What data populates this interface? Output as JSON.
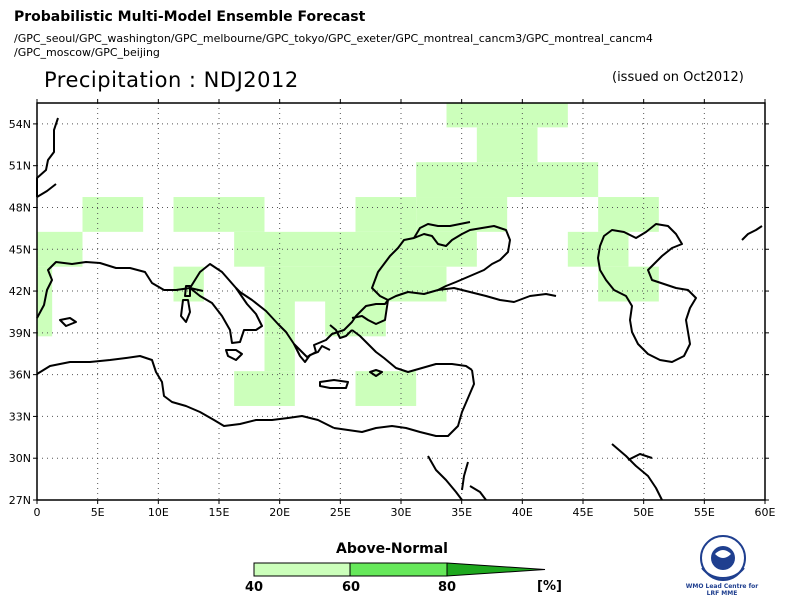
{
  "header": {
    "title": "Probabilistic Multi-Model Ensemble Forecast",
    "models_line1": "/GPC_seoul/GPC_washington/GPC_melbourne/GPC_tokyo/GPC_exeter/GPC_montreal_cancm3/GPC_montreal_cancm4",
    "models_line2": "/GPC_moscow/GPC_beijing",
    "subtitle": "Precipitation : NDJ2012",
    "issued": "(issued on Oct2012)"
  },
  "map": {
    "lat_labels": [
      "54N",
      "51N",
      "48N",
      "45N",
      "42N",
      "39N",
      "36N",
      "33N",
      "30N",
      "27N"
    ],
    "lon_labels": [
      "0",
      "5E",
      "10E",
      "15E",
      "20E",
      "25E",
      "30E",
      "35E",
      "40E",
      "45E",
      "50E",
      "55E",
      "60E"
    ],
    "lat_values": [
      54,
      51,
      48,
      45,
      42,
      39,
      36,
      33,
      30,
      27
    ],
    "lon_values": [
      0,
      5,
      10,
      15,
      20,
      25,
      30,
      35,
      40,
      45,
      50,
      55,
      60
    ],
    "lat_range": [
      27,
      55.5
    ],
    "lon_range": [
      0,
      60
    ],
    "grid_step_deg": 2.5,
    "colors": {
      "light_green": "#ccffbb",
      "medium_green": "#66e85a",
      "dark_green": "#1ea81e",
      "coast": "#000000"
    },
    "above_normal_40_60": [
      {
        "lon": [
          33.75,
          43.75
        ],
        "lat": [
          53.75,
          55.5
        ]
      },
      {
        "lon": [
          36.25,
          41.25
        ],
        "lat": [
          51.25,
          53.75
        ]
      },
      {
        "lon": [
          31.25,
          46.25
        ],
        "lat": [
          48.75,
          51.25
        ]
      },
      {
        "lon": [
          31.25,
          38.75
        ],
        "lat": [
          46.25,
          48.75
        ]
      },
      {
        "lon": [
          3.75,
          8.75
        ],
        "lat": [
          46.25,
          48.75
        ]
      },
      {
        "lon": [
          11.25,
          18.75
        ],
        "lat": [
          46.25,
          48.75
        ]
      },
      {
        "lon": [
          26.25,
          31.25
        ],
        "lat": [
          46.25,
          48.75
        ]
      },
      {
        "lon": [
          46.25,
          51.25
        ],
        "lat": [
          46.25,
          48.75
        ]
      },
      {
        "lon": [
          0,
          3.75
        ],
        "lat": [
          43.75,
          46.25
        ]
      },
      {
        "lon": [
          16.25,
          36.25
        ],
        "lat": [
          43.75,
          46.25
        ]
      },
      {
        "lon": [
          43.75,
          48.75
        ],
        "lat": [
          43.75,
          46.25
        ]
      },
      {
        "lon": [
          0,
          1.25
        ],
        "lat": [
          41.25,
          43.75
        ]
      },
      {
        "lon": [
          11.25,
          13.75
        ],
        "lat": [
          41.25,
          43.75
        ]
      },
      {
        "lon": [
          18.75,
          33.75
        ],
        "lat": [
          41.25,
          43.75
        ]
      },
      {
        "lon": [
          46.25,
          51.25
        ],
        "lat": [
          41.25,
          43.75
        ]
      },
      {
        "lon": [
          0,
          1.25
        ],
        "lat": [
          38.75,
          41.25
        ]
      },
      {
        "lon": [
          18.75,
          21.25
        ],
        "lat": [
          38.75,
          41.25
        ]
      },
      {
        "lon": [
          23.75,
          28.75
        ],
        "lat": [
          38.75,
          41.25
        ]
      },
      {
        "lon": [
          18.75,
          21.25
        ],
        "lat": [
          36.25,
          38.75
        ]
      },
      {
        "lon": [
          16.25,
          21.25
        ],
        "lat": [
          33.75,
          36.25
        ]
      },
      {
        "lon": [
          26.25,
          31.25
        ],
        "lat": [
          33.75,
          36.25
        ]
      }
    ]
  },
  "legend": {
    "title": "Above-Normal",
    "labels": [
      "40",
      "60",
      "80"
    ],
    "unit": "[%]"
  },
  "logo": {
    "text_line1": "WMO Lead Centre for",
    "text_line2": "LRF MME"
  }
}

════

Reproduce the records, all of them, word for word; omit the pictures.

What data populates this interface? Output as JSON.
{
  "header": {
    "title": "Probabilistic Multi-Model Ensemble Forecast",
    "models_line1": "/GPC_seoul/GPC_washington/GPC_melbourne/GPC_tokyo/GPC_exeter/GPC_montreal_cancm3/GPC_montreal_cancm4",
    "models_line2": "/GPC_moscow/GPC_beijing",
    "subtitle": "Precipitation : NDJ2012",
    "issued": "(issued on Oct2012)"
  },
  "map": {
    "lat_labels": [
      "54N",
      "51N",
      "48N",
      "45N",
      "42N",
      "39N",
      "36N",
      "33N",
      "30N",
      "27N"
    ],
    "lon_labels": [
      "0",
      "5E",
      "10E",
      "15E",
      "20E",
      "25E",
      "30E",
      "35E",
      "40E",
      "45E",
      "50E",
      "55E",
      "60E"
    ],
    "lat_values": [
      54,
      51,
      48,
      45,
      42,
      39,
      36,
      33,
      30,
      27
    ],
    "lon_values": [
      0,
      5,
      10,
      15,
      20,
      25,
      30,
      35,
      40,
      45,
      50,
      55,
      60
    ],
    "lat_range": [
      27,
      55.5
    ],
    "lon_range": [
      0,
      60
    ],
    "grid_step_deg": 2.5,
    "colors": {
      "light_green": "#ccffbb",
      "medium_green": "#66e85a",
      "dark_green": "#1ea81e",
      "coast": "#000000"
    },
    "above_normal_40_60": [
      {
        "lon": [
          33.75,
          43.75
        ],
        "lat": [
          53.75,
          55.5
        ]
      },
      {
        "lon": [
          36.25,
          41.25
        ],
        "lat": [
          51.25,
          53.75
        ]
      },
      {
        "lon": [
          31.25,
          46.25
        ],
        "lat": [
          48.75,
          51.25
        ]
      },
      {
        "lon": [
          31.25,
          38.75
        ],
        "lat": [
          46.25,
          48.75
        ]
      },
      {
        "lon": [
          3.75,
          8.75
        ],
        "lat": [
          46.25,
          48.75
        ]
      },
      {
        "lon": [
          11.25,
          18.75
        ],
        "lat": [
          46.25,
          48.75
        ]
      },
      {
        "lon": [
          26.25,
          31.25
        ],
        "lat": [
          46.25,
          48.75
        ]
      },
      {
        "lon": [
          46.25,
          51.25
        ],
        "lat": [
          46.25,
          48.75
        ]
      },
      {
        "lon": [
          0,
          3.75
        ],
        "lat": [
          43.75,
          46.25
        ]
      },
      {
        "lon": [
          16.25,
          36.25
        ],
        "lat": [
          43.75,
          46.25
        ]
      },
      {
        "lon": [
          43.75,
          48.75
        ],
        "lat": [
          43.75,
          46.25
        ]
      },
      {
        "lon": [
          0,
          1.25
        ],
        "lat": [
          41.25,
          43.75
        ]
      },
      {
        "lon": [
          11.25,
          13.75
        ],
        "lat": [
          41.25,
          43.75
        ]
      },
      {
        "lon": [
          18.75,
          33.75
        ],
        "lat": [
          41.25,
          43.75
        ]
      },
      {
        "lon": [
          46.25,
          51.25
        ],
        "lat": [
          41.25,
          43.75
        ]
      },
      {
        "lon": [
          0,
          1.25
        ],
        "lat": [
          38.75,
          41.25
        ]
      },
      {
        "lon": [
          18.75,
          21.25
        ],
        "lat": [
          38.75,
          41.25
        ]
      },
      {
        "lon": [
          23.75,
          28.75
        ],
        "lat": [
          38.75,
          41.25
        ]
      },
      {
        "lon": [
          18.75,
          21.25
        ],
        "lat": [
          36.25,
          38.75
        ]
      },
      {
        "lon": [
          16.25,
          21.25
        ],
        "lat": [
          33.75,
          36.25
        ]
      },
      {
        "lon": [
          26.25,
          31.25
        ],
        "lat": [
          33.75,
          36.25
        ]
      }
    ]
  },
  "legend": {
    "title": "Above-Normal",
    "labels": [
      "40",
      "60",
      "80"
    ],
    "unit": "[%]"
  },
  "logo": {
    "text_line1": "WMO Lead Centre for",
    "text_line2": "LRF MME"
  }
}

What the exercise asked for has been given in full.